* The request
Gather every line in the records below that contains the word "into".
** START Data shown **
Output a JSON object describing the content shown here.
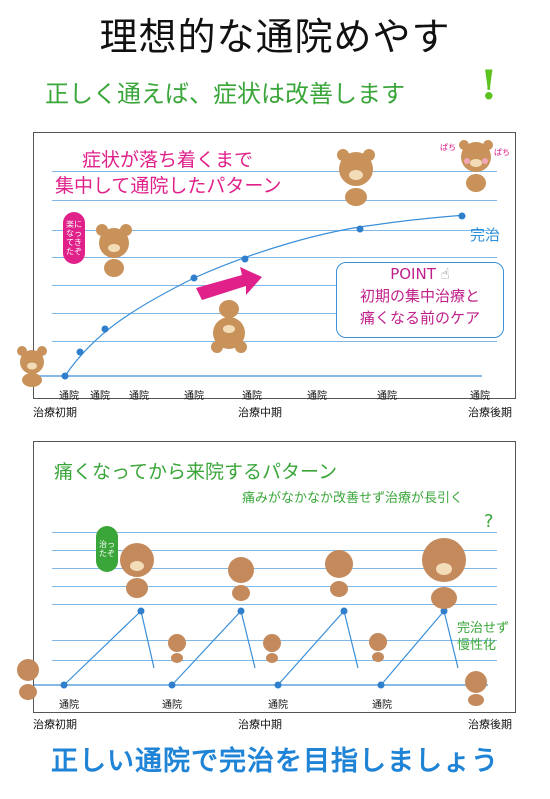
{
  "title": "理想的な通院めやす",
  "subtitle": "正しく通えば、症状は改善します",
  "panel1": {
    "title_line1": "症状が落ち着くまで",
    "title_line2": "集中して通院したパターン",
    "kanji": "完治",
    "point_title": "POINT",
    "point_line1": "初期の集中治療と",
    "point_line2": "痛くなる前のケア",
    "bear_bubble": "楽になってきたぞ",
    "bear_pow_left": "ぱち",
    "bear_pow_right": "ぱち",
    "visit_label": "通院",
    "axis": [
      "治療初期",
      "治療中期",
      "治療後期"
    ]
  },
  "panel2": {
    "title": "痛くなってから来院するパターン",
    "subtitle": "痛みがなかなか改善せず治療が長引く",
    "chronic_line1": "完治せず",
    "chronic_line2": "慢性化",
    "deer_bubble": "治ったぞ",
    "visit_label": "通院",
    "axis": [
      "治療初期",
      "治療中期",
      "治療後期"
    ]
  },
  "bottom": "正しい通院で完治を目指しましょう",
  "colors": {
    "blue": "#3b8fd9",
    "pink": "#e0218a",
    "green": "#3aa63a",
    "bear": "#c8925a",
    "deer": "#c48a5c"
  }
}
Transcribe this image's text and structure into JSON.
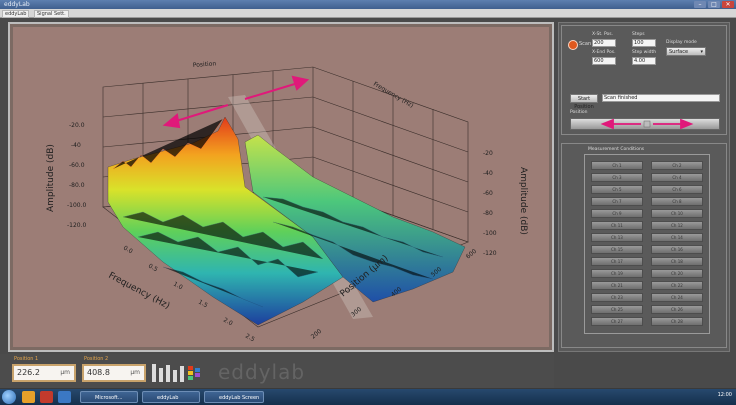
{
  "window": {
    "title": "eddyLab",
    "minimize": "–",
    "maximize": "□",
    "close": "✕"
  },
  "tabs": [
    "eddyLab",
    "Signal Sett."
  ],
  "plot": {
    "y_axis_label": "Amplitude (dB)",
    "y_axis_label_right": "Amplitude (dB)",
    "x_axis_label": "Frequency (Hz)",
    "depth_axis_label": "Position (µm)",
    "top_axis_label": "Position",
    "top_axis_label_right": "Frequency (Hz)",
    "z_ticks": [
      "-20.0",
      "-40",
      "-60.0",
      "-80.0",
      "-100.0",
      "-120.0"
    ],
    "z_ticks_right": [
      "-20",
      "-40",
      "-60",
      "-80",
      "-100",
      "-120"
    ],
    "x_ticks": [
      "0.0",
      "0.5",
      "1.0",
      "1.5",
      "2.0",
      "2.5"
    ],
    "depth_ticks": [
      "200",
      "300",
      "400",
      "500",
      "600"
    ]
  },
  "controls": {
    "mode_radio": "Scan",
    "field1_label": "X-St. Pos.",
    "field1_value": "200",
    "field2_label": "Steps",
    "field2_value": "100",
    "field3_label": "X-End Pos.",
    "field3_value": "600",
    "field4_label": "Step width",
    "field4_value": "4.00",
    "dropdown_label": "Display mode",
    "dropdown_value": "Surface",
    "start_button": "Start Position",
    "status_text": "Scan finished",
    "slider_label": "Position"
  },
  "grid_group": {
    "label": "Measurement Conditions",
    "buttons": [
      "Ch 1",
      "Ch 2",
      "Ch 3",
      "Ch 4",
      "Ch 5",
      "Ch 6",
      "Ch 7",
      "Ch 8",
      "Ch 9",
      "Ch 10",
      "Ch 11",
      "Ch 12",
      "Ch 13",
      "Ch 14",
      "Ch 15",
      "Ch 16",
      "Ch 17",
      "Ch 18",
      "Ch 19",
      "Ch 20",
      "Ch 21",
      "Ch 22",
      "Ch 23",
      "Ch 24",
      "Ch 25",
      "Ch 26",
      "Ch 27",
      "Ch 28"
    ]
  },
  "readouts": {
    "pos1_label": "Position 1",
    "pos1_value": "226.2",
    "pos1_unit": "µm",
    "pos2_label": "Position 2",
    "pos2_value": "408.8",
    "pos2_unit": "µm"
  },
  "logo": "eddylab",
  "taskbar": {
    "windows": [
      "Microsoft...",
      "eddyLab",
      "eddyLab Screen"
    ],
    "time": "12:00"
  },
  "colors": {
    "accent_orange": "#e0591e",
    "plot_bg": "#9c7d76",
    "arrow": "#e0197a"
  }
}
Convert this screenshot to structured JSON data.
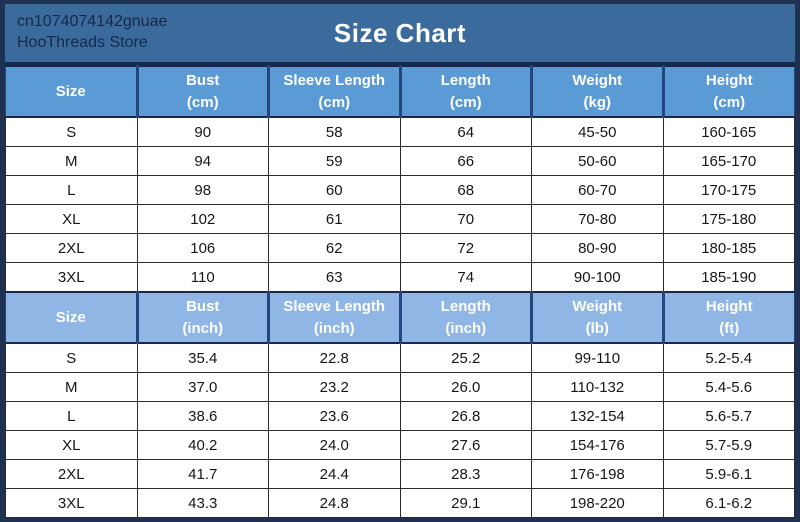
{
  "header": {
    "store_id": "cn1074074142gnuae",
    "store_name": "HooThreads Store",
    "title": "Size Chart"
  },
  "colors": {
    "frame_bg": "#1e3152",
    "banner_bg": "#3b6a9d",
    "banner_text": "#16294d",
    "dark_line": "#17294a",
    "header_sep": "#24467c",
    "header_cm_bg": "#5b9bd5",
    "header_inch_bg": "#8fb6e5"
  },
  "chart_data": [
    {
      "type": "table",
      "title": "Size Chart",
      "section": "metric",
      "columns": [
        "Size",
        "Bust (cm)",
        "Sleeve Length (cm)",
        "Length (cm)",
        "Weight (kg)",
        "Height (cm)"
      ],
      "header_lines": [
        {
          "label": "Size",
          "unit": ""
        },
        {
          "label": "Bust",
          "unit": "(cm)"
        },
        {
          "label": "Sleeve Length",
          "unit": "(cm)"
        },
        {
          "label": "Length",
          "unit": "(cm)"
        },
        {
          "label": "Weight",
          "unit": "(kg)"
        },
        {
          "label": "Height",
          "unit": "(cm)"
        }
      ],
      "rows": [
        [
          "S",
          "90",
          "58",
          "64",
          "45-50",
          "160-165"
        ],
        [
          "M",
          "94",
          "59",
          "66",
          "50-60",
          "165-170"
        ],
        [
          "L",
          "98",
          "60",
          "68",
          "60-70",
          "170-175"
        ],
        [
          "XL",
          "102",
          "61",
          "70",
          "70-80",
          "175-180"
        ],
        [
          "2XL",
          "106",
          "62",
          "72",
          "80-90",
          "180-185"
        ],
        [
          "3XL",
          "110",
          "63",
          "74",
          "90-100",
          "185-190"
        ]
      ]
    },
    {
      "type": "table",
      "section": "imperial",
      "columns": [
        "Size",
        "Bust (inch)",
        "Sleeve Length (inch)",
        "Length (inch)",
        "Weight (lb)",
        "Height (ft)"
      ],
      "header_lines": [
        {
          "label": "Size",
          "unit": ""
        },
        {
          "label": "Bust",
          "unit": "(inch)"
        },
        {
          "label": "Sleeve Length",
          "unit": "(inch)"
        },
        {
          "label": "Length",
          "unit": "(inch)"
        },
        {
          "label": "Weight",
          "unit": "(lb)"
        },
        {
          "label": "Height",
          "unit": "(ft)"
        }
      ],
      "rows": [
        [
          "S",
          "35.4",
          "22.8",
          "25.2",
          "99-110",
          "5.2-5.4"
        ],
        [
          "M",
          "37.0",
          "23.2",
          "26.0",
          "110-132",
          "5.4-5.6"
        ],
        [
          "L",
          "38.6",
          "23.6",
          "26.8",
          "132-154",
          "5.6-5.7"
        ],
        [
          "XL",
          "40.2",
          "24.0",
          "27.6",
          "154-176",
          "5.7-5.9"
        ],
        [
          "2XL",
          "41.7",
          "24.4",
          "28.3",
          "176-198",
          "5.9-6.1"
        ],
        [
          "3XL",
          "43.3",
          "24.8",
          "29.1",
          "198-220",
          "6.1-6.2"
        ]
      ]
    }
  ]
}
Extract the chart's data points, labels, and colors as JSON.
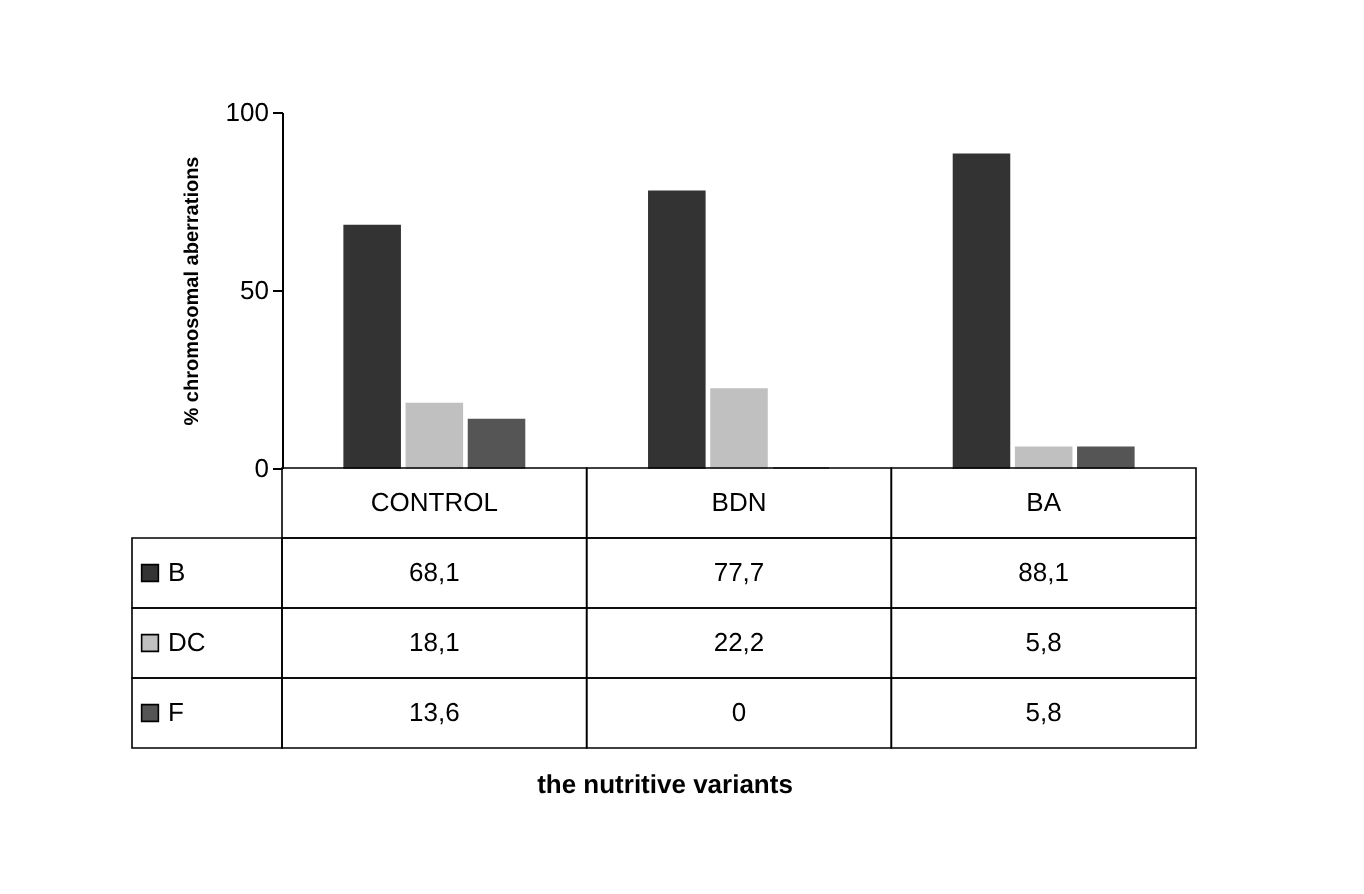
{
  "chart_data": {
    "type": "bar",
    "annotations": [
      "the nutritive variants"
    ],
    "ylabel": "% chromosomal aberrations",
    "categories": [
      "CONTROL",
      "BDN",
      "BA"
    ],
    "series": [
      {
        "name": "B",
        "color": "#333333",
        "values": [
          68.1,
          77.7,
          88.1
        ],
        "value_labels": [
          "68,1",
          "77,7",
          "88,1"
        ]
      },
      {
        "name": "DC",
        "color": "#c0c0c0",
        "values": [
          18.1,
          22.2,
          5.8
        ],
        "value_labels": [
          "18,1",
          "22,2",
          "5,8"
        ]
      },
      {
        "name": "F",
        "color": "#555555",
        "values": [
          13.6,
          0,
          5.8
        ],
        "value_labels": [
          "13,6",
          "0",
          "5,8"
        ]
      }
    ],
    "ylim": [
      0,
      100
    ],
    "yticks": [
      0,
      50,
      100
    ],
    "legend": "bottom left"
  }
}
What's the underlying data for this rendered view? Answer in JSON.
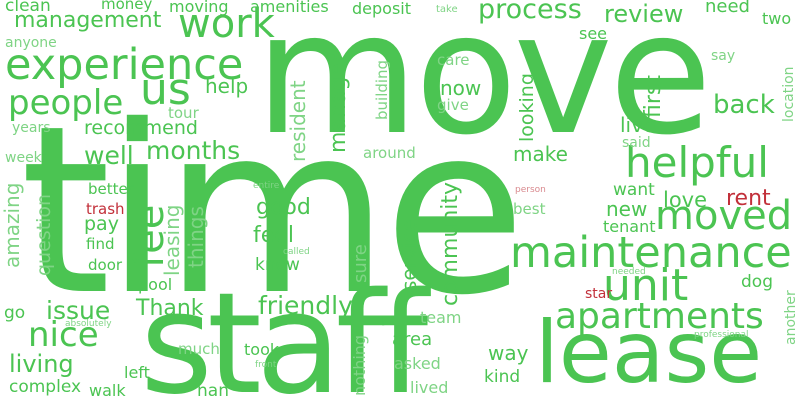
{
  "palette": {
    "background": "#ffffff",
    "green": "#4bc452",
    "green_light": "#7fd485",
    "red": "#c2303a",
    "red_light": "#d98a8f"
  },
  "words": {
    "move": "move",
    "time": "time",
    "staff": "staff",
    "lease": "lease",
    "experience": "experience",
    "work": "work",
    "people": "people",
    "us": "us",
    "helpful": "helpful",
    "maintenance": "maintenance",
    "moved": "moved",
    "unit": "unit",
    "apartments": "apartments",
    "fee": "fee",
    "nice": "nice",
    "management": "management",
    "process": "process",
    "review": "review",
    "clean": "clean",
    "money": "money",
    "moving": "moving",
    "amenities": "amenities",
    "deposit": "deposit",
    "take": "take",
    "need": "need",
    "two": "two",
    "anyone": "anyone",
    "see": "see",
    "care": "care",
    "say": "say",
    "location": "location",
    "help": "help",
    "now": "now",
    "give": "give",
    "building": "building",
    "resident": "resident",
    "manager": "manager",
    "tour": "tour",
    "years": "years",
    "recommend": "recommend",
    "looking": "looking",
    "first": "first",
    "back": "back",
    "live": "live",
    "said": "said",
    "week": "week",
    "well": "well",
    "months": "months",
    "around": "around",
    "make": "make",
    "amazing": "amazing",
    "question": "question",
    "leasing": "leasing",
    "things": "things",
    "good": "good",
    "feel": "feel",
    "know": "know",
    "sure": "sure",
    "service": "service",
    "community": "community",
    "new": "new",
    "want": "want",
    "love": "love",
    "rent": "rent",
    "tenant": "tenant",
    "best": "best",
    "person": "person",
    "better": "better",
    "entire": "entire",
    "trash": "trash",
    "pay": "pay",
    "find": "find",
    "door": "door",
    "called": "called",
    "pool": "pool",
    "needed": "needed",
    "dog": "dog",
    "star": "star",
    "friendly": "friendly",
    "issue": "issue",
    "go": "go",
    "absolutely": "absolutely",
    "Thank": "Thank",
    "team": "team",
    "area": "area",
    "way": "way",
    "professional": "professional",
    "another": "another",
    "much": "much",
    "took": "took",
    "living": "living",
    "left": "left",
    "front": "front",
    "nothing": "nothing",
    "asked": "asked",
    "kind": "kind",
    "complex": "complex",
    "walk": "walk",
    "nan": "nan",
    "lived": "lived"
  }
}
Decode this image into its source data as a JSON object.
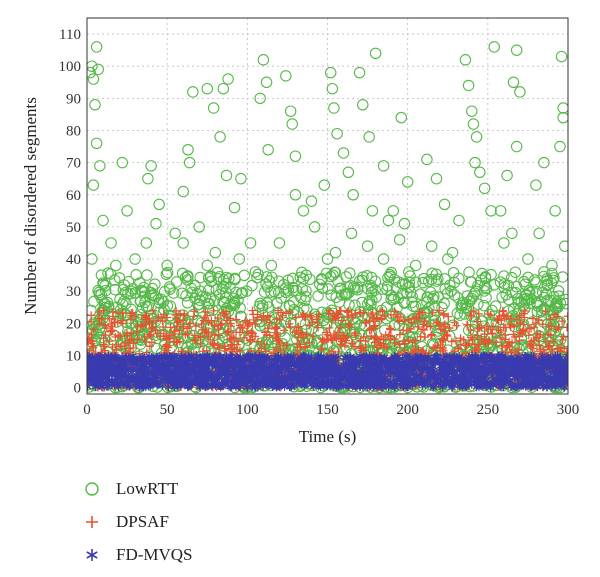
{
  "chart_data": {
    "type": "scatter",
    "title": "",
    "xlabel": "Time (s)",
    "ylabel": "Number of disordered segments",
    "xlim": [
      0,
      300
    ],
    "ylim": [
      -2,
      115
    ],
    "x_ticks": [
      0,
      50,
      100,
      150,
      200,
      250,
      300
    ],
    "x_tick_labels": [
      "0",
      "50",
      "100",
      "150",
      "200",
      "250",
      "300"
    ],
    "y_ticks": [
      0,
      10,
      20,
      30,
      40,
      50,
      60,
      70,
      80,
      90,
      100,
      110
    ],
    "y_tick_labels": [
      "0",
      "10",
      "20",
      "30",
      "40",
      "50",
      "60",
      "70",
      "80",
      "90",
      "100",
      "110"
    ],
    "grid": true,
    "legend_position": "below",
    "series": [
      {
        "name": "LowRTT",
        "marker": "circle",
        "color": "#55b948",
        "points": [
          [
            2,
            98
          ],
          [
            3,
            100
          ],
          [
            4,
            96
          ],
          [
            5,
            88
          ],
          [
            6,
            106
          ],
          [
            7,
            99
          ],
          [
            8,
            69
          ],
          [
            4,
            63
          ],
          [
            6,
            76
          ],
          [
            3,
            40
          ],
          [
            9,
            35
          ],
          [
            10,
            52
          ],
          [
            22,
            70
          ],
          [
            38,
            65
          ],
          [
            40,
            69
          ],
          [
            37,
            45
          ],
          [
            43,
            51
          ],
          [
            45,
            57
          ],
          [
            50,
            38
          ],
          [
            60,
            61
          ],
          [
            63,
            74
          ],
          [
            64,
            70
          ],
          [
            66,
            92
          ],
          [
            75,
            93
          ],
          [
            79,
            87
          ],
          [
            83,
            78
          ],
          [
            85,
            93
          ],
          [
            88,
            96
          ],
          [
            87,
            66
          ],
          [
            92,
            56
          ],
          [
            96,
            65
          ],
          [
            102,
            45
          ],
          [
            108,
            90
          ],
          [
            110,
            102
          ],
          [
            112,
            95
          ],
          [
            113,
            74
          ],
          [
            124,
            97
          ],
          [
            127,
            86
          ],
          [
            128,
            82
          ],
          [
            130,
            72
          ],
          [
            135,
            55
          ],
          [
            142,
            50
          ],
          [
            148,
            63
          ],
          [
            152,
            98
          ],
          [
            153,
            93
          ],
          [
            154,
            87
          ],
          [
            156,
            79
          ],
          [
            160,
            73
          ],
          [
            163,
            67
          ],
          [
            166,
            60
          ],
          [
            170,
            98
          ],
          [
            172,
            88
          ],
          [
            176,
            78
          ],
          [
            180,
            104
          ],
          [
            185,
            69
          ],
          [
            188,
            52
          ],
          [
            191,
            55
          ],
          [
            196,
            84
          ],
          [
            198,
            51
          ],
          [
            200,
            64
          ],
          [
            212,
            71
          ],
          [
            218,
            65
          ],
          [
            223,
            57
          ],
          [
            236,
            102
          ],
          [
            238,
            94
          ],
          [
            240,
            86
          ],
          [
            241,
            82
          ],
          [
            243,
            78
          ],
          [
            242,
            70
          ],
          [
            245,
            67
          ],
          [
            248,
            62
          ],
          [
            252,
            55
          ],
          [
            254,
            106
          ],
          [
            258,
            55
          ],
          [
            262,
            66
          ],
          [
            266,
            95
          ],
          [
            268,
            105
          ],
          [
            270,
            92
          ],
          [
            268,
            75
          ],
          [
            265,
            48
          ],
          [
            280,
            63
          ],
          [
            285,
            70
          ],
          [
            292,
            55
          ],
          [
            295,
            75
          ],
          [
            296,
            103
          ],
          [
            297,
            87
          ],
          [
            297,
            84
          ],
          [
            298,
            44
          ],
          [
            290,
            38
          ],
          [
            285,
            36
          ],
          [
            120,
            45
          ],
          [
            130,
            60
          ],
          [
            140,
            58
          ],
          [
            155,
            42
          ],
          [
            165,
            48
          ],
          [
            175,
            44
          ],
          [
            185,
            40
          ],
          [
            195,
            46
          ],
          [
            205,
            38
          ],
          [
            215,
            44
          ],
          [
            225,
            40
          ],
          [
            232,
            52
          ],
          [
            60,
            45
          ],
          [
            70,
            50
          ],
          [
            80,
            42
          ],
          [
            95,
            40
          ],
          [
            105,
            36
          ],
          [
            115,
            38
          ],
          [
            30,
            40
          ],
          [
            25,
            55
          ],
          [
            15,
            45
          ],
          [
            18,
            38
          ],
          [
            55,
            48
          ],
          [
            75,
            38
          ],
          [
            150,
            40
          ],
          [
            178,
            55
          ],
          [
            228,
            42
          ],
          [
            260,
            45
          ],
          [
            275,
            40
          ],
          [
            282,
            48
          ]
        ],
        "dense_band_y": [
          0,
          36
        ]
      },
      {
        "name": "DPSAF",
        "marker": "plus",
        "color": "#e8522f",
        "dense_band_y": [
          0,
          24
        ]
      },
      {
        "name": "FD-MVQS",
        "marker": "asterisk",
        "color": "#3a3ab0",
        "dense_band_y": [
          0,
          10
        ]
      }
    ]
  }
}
** END Data shown **
* Task answer
Transcribe this image's text and structure into JSON.
Decode this image into its source data as a JSON object.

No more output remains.